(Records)
###

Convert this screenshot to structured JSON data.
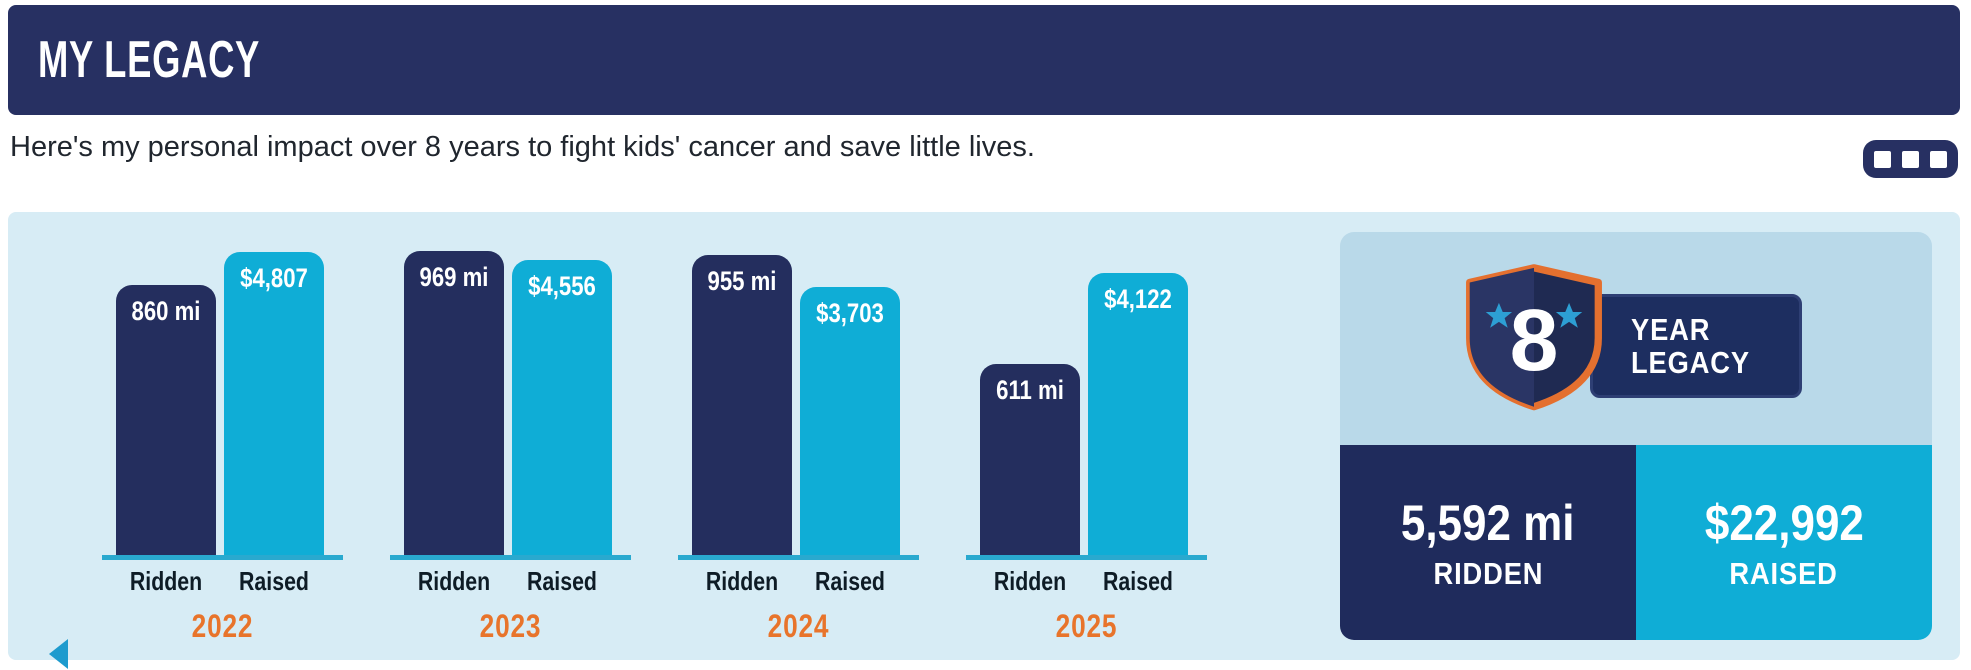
{
  "header": {
    "title": "MY LEGACY"
  },
  "intro": {
    "text": "Here's my personal impact over 8 years to fight kids' cancer and save little lives."
  },
  "chart_data": {
    "type": "bar",
    "title": "",
    "categories": [
      "2022",
      "2023",
      "2024",
      "2025"
    ],
    "series": [
      {
        "name": "Ridden",
        "unit": "miles",
        "values": [
          860,
          969,
          955,
          611
        ],
        "labels": [
          "860 mi",
          "969 mi",
          "955 mi",
          "611 mi"
        ],
        "color": "#242e5e"
      },
      {
        "name": "Raised",
        "unit": "USD",
        "values": [
          4807,
          4556,
          3703,
          4122
        ],
        "labels": [
          "$4,807",
          "$4,556",
          "$3,703",
          "$4,122"
        ],
        "color": "#0fadd6"
      }
    ],
    "grid": false,
    "legend_position": "labels-under-each-bar",
    "category_label_color": "#e8742b"
  },
  "summary": {
    "badge": {
      "number": "8",
      "line1": "YEAR",
      "line2": "LEGACY"
    },
    "ridden": {
      "value": "5,592 mi",
      "caption": "RIDDEN"
    },
    "raised": {
      "value": "$22,992",
      "caption": "RAISED"
    }
  },
  "colors": {
    "navy": "#242e5e",
    "light_blue": "#0fadd6",
    "panel_bg": "#d7ecf5",
    "card_top_bg": "#b9d9e9",
    "orange": "#e8742b",
    "baseline": "#29a9cf",
    "shield_border": "#e4702f"
  }
}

###

Retype every record above exactly as written, but leave out the pictures.

Convert this screenshot to structured JSON data.
{
  "header": {
    "title": "MY LEGACY"
  },
  "intro": {
    "text": "Here's my personal impact over 8 years to fight kids' cancer and save little lives."
  },
  "chart_data": {
    "type": "bar",
    "title": "",
    "categories": [
      "2022",
      "2023",
      "2024",
      "2025"
    ],
    "series": [
      {
        "name": "Ridden",
        "unit": "miles",
        "values": [
          860,
          969,
          955,
          611
        ],
        "labels": [
          "860 mi",
          "969 mi",
          "955 mi",
          "611 mi"
        ],
        "color": "#242e5e"
      },
      {
        "name": "Raised",
        "unit": "USD",
        "values": [
          4807,
          4556,
          3703,
          4122
        ],
        "labels": [
          "$4,807",
          "$4,556",
          "$3,703",
          "$4,122"
        ],
        "color": "#0fadd6"
      }
    ],
    "grid": false,
    "legend_position": "labels-under-each-bar",
    "category_label_color": "#e8742b"
  },
  "summary": {
    "badge": {
      "number": "8",
      "line1": "YEAR",
      "line2": "LEGACY"
    },
    "ridden": {
      "value": "5,592 mi",
      "caption": "RIDDEN"
    },
    "raised": {
      "value": "$22,992",
      "caption": "RAISED"
    }
  },
  "colors": {
    "navy": "#242e5e",
    "light_blue": "#0fadd6",
    "panel_bg": "#d7ecf5",
    "card_top_bg": "#b9d9e9",
    "orange": "#e8742b",
    "baseline": "#29a9cf",
    "shield_border": "#e4702f"
  }
}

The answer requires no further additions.